RECORD EXTRACTS →
=====
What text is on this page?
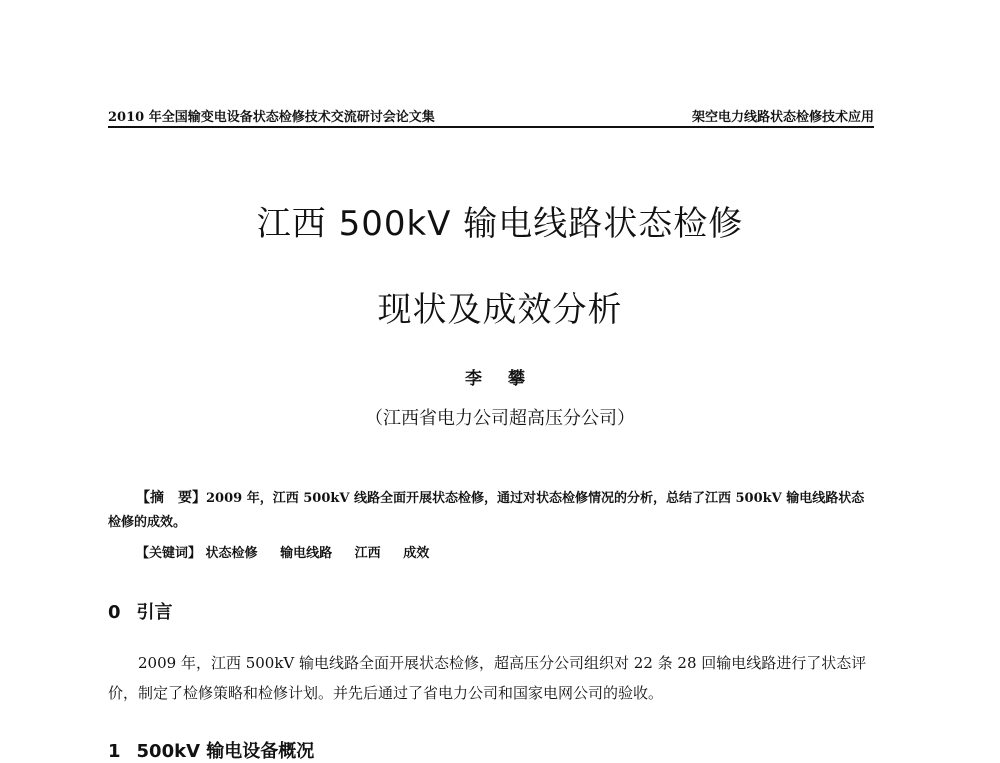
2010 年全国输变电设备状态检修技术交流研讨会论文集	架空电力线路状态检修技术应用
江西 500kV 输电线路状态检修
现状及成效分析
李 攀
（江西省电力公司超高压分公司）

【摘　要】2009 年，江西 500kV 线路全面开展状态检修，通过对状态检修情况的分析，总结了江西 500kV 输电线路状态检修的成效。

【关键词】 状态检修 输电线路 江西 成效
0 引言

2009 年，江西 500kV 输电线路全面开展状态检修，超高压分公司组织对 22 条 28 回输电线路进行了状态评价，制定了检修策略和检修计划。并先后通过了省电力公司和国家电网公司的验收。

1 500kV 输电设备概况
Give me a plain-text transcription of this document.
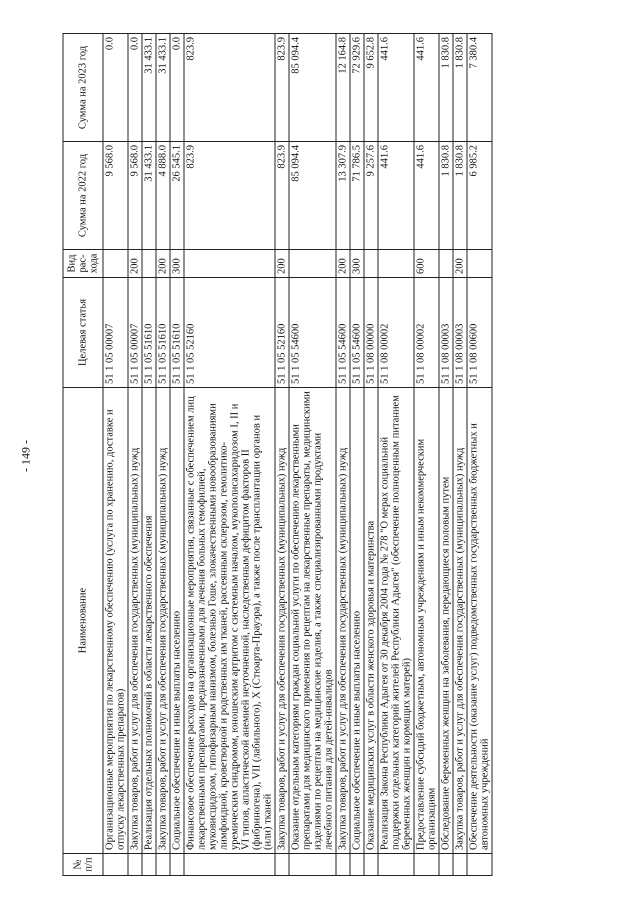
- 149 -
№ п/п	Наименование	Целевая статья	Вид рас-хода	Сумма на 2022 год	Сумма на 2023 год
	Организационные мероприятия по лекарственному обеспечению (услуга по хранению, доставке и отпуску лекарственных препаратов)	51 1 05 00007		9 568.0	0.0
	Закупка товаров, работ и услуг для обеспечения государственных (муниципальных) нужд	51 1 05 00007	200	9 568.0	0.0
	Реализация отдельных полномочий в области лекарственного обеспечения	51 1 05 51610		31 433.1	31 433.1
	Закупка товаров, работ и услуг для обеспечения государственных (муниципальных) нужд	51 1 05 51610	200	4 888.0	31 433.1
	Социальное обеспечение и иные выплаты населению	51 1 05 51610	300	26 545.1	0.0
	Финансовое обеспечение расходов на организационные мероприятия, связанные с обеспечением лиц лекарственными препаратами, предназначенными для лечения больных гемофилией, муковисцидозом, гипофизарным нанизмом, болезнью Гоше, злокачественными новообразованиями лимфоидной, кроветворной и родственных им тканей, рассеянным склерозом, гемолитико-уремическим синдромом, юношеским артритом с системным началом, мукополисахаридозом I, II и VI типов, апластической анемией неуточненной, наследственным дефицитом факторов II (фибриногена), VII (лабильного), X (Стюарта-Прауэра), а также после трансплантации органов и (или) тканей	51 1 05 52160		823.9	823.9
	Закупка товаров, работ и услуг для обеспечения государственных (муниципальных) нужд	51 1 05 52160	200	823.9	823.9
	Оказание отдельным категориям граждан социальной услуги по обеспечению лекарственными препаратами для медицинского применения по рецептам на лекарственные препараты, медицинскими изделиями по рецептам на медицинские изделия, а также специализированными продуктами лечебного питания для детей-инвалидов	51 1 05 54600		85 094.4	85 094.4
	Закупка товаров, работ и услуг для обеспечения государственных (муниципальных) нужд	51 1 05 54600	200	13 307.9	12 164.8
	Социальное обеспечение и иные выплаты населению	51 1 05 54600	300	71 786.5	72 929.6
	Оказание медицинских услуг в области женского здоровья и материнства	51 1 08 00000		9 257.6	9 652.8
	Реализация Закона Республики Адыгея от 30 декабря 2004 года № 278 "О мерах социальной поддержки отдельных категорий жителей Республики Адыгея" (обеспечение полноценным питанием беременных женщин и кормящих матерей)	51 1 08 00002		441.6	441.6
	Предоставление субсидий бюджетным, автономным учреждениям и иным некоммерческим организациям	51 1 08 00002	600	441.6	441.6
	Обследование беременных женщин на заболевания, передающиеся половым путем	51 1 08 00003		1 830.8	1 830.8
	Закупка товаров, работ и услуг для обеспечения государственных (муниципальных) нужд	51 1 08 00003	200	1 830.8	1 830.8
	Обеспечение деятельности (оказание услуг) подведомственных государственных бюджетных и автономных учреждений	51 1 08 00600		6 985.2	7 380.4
=====
WHAT TO WORK ON → Count every line in the data where the string "выплаты" occurs. Give nothing except the number.

TASK RESPONSE → 2